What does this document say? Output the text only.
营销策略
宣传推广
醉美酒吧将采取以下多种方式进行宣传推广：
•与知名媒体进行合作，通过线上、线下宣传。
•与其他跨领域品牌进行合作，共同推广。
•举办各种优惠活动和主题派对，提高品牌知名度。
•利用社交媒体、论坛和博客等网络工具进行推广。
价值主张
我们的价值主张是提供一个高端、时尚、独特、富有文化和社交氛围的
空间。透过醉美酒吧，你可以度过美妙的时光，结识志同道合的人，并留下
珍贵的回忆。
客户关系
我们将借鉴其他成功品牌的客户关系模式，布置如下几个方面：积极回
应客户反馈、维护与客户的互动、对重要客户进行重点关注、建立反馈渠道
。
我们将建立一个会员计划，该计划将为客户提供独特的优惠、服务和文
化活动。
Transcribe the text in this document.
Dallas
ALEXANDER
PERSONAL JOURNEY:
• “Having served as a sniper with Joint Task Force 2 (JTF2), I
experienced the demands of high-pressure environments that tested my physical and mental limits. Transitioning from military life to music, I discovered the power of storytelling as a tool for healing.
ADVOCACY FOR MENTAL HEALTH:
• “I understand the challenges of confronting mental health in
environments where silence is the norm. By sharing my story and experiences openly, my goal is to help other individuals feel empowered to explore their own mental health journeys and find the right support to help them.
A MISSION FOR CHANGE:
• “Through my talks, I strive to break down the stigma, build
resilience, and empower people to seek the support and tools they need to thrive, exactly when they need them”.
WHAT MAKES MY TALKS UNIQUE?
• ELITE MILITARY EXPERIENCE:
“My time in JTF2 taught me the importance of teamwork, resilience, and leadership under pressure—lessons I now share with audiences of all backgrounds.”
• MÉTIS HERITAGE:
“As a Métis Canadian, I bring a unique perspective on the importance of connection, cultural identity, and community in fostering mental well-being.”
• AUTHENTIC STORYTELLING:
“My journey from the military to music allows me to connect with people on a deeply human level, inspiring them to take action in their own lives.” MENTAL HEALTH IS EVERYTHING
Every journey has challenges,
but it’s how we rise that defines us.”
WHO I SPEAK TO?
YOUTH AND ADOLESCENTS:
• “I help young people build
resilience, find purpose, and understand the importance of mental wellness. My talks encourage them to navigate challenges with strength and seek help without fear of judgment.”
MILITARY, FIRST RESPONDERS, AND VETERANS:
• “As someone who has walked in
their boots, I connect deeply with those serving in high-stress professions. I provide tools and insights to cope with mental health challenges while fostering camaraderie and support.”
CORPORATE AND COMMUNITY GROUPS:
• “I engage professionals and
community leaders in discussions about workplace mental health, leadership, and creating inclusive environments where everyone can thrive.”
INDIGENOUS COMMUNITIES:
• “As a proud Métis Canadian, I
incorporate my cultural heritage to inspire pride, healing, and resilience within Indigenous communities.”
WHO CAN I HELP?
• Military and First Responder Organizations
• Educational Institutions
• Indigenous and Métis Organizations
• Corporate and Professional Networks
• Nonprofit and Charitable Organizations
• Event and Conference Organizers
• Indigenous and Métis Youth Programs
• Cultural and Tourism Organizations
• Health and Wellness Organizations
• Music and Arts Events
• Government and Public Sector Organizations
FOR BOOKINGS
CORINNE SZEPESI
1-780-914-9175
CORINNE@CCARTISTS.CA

=====

▶ [Exercise description]
Search the records for the word "this" and copy every line where it occurs.

▶ [Response to the exercise]
What does this document say? Output the text only.
Transcribe the text in this document.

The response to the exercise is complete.